TASK DIRECTIONS: What follows is a block of records; reproduce all of it verbatim.

(Excerpt from a dataset)

----------------

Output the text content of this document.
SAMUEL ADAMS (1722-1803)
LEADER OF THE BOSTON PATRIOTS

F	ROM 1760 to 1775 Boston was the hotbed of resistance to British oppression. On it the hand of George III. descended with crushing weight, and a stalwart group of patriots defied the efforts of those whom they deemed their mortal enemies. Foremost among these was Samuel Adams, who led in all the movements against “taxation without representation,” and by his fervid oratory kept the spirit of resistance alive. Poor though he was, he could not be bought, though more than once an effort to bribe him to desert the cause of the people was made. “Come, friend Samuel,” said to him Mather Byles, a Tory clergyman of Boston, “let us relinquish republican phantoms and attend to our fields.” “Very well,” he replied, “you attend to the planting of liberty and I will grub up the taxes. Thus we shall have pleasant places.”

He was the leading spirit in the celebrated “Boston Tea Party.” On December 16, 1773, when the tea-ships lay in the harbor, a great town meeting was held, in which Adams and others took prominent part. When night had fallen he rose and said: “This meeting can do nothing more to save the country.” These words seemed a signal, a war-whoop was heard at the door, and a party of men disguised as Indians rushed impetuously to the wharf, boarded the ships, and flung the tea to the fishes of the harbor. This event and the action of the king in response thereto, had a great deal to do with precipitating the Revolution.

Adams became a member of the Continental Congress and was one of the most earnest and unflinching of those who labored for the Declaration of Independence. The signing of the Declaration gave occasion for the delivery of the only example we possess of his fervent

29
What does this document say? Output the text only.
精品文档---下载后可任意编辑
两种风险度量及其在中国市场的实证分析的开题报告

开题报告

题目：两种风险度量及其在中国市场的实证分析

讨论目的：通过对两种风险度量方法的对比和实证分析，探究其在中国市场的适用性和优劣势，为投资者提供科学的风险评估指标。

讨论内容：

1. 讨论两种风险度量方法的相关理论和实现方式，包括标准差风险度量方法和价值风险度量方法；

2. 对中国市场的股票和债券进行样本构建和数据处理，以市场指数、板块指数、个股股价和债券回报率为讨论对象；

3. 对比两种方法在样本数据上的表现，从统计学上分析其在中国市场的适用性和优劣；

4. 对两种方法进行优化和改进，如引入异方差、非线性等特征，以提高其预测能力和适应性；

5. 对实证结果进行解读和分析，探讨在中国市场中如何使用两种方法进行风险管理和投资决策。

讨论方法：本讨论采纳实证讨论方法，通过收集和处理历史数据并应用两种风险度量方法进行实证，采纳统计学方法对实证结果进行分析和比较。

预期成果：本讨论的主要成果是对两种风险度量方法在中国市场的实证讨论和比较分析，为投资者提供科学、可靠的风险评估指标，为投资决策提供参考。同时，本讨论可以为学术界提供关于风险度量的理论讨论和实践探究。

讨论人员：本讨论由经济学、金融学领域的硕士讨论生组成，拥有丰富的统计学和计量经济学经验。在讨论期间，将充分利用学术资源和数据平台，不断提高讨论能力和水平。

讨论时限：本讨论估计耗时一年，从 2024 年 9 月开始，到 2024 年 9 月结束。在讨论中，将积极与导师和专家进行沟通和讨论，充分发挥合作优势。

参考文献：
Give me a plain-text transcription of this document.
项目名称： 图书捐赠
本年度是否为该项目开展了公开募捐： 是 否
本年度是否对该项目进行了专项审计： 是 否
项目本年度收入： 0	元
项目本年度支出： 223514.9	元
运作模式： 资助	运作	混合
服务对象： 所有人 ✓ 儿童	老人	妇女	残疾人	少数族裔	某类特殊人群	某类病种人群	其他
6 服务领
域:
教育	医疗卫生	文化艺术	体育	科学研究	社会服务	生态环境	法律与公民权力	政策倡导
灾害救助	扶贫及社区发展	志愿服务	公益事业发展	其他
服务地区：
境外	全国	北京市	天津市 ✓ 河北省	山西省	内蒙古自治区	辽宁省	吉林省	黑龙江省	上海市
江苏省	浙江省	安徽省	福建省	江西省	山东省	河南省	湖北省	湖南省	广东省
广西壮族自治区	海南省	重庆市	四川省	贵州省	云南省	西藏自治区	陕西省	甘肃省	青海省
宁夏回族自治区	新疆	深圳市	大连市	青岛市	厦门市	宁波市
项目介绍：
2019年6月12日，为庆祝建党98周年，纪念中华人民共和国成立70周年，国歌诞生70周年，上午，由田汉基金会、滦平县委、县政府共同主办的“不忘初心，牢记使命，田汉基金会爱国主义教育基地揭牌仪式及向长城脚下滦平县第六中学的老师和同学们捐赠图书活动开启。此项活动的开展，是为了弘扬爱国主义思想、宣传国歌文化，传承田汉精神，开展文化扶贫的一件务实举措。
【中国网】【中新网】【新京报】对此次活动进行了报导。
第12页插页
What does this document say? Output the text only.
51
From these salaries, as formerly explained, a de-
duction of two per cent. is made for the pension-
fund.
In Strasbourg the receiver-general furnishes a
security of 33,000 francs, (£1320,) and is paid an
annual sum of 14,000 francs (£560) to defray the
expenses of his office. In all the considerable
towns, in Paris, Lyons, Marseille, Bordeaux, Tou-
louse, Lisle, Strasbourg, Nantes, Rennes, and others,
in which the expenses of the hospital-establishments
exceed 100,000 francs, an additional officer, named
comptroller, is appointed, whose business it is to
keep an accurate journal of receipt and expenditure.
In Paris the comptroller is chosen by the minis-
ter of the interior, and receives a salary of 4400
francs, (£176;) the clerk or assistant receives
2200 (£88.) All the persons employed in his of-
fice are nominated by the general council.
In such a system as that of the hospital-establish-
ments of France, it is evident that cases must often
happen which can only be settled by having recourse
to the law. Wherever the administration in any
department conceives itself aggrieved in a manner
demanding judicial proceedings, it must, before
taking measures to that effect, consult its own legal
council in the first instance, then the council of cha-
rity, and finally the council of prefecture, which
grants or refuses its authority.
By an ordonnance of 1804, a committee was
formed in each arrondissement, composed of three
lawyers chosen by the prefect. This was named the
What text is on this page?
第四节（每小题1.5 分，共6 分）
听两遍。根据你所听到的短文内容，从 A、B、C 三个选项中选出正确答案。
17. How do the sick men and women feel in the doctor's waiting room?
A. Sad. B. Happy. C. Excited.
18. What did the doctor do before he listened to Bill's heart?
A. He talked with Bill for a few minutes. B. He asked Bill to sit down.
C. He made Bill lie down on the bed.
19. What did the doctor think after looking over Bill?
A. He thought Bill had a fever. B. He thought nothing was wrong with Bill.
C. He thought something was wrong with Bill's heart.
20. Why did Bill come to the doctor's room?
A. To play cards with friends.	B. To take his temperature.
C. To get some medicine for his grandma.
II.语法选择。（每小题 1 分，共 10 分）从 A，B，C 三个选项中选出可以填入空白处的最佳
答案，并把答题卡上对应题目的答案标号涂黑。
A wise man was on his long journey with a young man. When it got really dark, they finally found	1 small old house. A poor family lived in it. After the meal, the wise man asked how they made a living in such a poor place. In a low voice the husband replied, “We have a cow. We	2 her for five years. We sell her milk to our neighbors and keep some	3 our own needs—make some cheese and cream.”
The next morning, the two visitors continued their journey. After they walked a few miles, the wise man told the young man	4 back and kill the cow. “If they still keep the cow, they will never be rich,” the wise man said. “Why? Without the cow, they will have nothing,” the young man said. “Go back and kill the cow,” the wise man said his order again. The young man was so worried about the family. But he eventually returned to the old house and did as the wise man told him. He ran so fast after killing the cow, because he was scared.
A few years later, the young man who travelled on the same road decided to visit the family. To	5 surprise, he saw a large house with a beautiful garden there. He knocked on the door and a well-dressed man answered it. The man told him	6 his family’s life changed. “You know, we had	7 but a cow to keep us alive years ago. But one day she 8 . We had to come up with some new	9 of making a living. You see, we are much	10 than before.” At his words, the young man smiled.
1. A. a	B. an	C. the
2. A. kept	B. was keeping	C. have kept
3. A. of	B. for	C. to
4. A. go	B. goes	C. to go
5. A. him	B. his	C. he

----------------

RESPONSE TO THIS EXERCISE:
Output the text content of this document.
SAMUEL ADAMS (1722-1803)
LEADER OF THE BOSTON PATRIOTS

F	ROM 1760 to 1775 Boston was the hotbed of resistance to British oppression. On it the hand of George III. descended with crushing weight, and a stalwart group of patriots defied the efforts of those whom they deemed their mortal enemies. Foremost among these was Samuel Adams, who led in all the movements against “taxation without representation,” and by his fervid oratory kept the spirit of resistance alive. Poor though he was, he could not be bought, though more than once an effort to bribe him to desert the cause of the people was made. “Come, friend Samuel,” said to him Mather Byles, a Tory clergyman of Boston, “let us relinquish republican phantoms and attend to our fields.” “Very well,” he replied, “you attend to the planting of liberty and I will grub up the taxes. Thus we shall have pleasant places.”

He was the leading spirit in the celebrated “Boston Tea Party.” On December 16, 1773, when the tea-ships lay in the harbor, a great town meeting was held, in which Adams and others took prominent part. When night had fallen he rose and said: “This meeting can do nothing more to save the country.” These words seemed a signal, a war-whoop was heard at the door, and a party of men disguised as Indians rushed impetuously to the wharf, boarded the ships, and flung the tea to the fishes of the harbor. This event and the action of the king in response thereto, had a great deal to do with precipitating the Revolution.

Adams became a member of the Continental Congress and was one of the most earnest and unflinching of those who labored for the Declaration of Independence. The signing of the Declaration gave occasion for the delivery of the only example we possess of his fervent

29
What does this document say? Output the text only.
精品文档---下载后可任意编辑
两种风险度量及其在中国市场的实证分析的开题报告

开题报告

题目：两种风险度量及其在中国市场的实证分析

讨论目的：通过对两种风险度量方法的对比和实证分析，探究其在中国市场的适用性和优劣势，为投资者提供科学的风险评估指标。

讨论内容：

1. 讨论两种风险度量方法的相关理论和实现方式，包括标准差风险度量方法和价值风险度量方法；

2. 对中国市场的股票和债券进行样本构建和数据处理，以市场指数、板块指数、个股股价和债券回报率为讨论对象；

3. 对比两种方法在样本数据上的表现，从统计学上分析其在中国市场的适用性和优劣；

4. 对两种方法进行优化和改进，如引入异方差、非线性等特征，以提高其预测能力和适应性；

5. 对实证结果进行解读和分析，探讨在中国市场中如何使用两种方法进行风险管理和投资决策。

讨论方法：本讨论采纳实证讨论方法，通过收集和处理历史数据并应用两种风险度量方法进行实证，采纳统计学方法对实证结果进行分析和比较。

预期成果：本讨论的主要成果是对两种风险度量方法在中国市场的实证讨论和比较分析，为投资者提供科学、可靠的风险评估指标，为投资决策提供参考。同时，本讨论可以为学术界提供关于风险度量的理论讨论和实践探究。

讨论人员：本讨论由经济学、金融学领域的硕士讨论生组成，拥有丰富的统计学和计量经济学经验。在讨论期间，将充分利用学术资源和数据平台，不断提高讨论能力和水平。

讨论时限：本讨论估计耗时一年，从 2024 年 9 月开始，到 2024 年 9 月结束。在讨论中，将积极与导师和专家进行沟通和讨论，充分发挥合作优势。

参考文献：
Give me a plain-text transcription of this document.
项目名称： 图书捐赠
本年度是否为该项目开展了公开募捐： 是 否
本年度是否对该项目进行了专项审计： 是 否
项目本年度收入： 0	元
项目本年度支出： 223514.9	元
运作模式： 资助	运作	混合
服务对象： 所有人 ✓ 儿童	老人	妇女	残疾人	少数族裔	某类特殊人群	某类病种人群	其他
6 服务领
域:
教育	医疗卫生	文化艺术	体育	科学研究	社会服务	生态环境	法律与公民权力	政策倡导
灾害救助	扶贫及社区发展	志愿服务	公益事业发展	其他
服务地区：
境外	全国	北京市	天津市 ✓ 河北省	山西省	内蒙古自治区	辽宁省	吉林省	黑龙江省	上海市
江苏省	浙江省	安徽省	福建省	江西省	山东省	河南省	湖北省	湖南省	广东省
广西壮族自治区	海南省	重庆市	四川省	贵州省	云南省	西藏自治区	陕西省	甘肃省	青海省
宁夏回族自治区	新疆	深圳市	大连市	青岛市	厦门市	宁波市
项目介绍：
2019年6月12日，为庆祝建党98周年，纪念中华人民共和国成立70周年，国歌诞生70周年，上午，由田汉基金会、滦平县委、县政府共同主办的“不忘初心，牢记使命，田汉基金会爱国主义教育基地揭牌仪式及向长城脚下滦平县第六中学的老师和同学们捐赠图书活动开启。此项活动的开展，是为了弘扬爱国主义思想、宣传国歌文化，传承田汉精神，开展文化扶贫的一件务实举措。
【中国网】【中新网】【新京报】对此次活动进行了报导。
第12页插页
What does this document say? Output the text only.
51
From these salaries, as formerly explained, a de-
duction of two per cent. is made for the pension-
fund.
In Strasbourg the receiver-general furnishes a
security of 33,000 francs, (£1320,) and is paid an
annual sum of 14,000 francs (£560) to defray the
expenses of his office. In all the considerable
towns, in Paris, Lyons, Marseille, Bordeaux, Tou-
louse, Lisle, Strasbourg, Nantes, Rennes, and others,
in which the expenses of the hospital-establishments
exceed 100,000 francs, an additional officer, named
comptroller, is appointed, whose business it is to
keep an accurate journal of receipt and expenditure.
In Paris the comptroller is chosen by the minis-
ter of the interior, and receives a salary of 4400
francs, (£176;) the clerk or assistant receives
2200 (£88.) All the persons employed in his of-
fice are nominated by the general council.
In such a system as that of the hospital-establish-
ments of France, it is evident that cases must often
happen which can only be settled by having recourse
to the law. Wherever the administration in any
department conceives itself aggrieved in a manner
demanding judicial proceedings, it must, before
taking measures to that effect, consult its own legal
council in the first instance, then the council of cha-
rity, and finally the council of prefecture, which
grants or refuses its authority.
By an ordonnance of 1804, a committee was
formed in each arrondissement, composed of three
lawyers chosen by the prefect. This was named the
What text is on this page?
第四节（每小题1.5 分，共6 分）
听两遍。根据你所听到的短文内容，从 A、B、C 三个选项中选出正确答案。
17. How do the sick men and women feel in the doctor's waiting room?
A. Sad. B. Happy. C. Excited.
18. What did the doctor do before he listened to Bill's heart?
A. He talked with Bill for a few minutes. B. He asked Bill to sit down.
C. He made Bill lie down on the bed.
19. What did the doctor think after looking over Bill?
A. He thought Bill had a fever. B. He thought nothing was wrong with Bill.
C. He thought something was wrong with Bill's heart.
20. Why did Bill come to the doctor's room?
A. To play cards with friends.	B. To take his temperature.
C. To get some medicine for his grandma.
II.语法选择。（每小题 1 分，共 10 分）从 A，B，C 三个选项中选出可以填入空白处的最佳
答案，并把答题卡上对应题目的答案标号涂黑。
A wise man was on his long journey with a young man. When it got really dark, they finally found	1 small old house. A poor family lived in it. After the meal, the wise man asked how they made a living in such a poor place. In a low voice the husband replied, “We have a cow. We	2 her for five years. We sell her milk to our neighbors and keep some	3 our own needs—make some cheese and cream.”
The next morning, the two visitors continued their journey. After they walked a few miles, the wise man told the young man	4 back and kill the cow. “If they still keep the cow, they will never be rich,” the wise man said. “Why? Without the cow, they will have nothing,” the young man said. “Go back and kill the cow,” the wise man said his order again. The young man was so worried about the family. But he eventually returned to the old house and did as the wise man told him. He ran so fast after killing the cow, because he was scared.
A few years later, the young man who travelled on the same road decided to visit the family. To	5 surprise, he saw a large house with a beautiful garden there. He knocked on the door and a well-dressed man answered it. The man told him	6 his family’s life changed. “You know, we had	7 but a cow to keep us alive years ago. But one day she 8 . We had to come up with some new	9 of making a living. You see, we are much	10 than before.” At his words, the young man smiled.
1. A. a	B. an	C. the
2. A. kept	B. was keeping	C. have kept
3. A. of	B. for	C. to
4. A. go	B. goes	C. to go
5. A. him	B. his	C. he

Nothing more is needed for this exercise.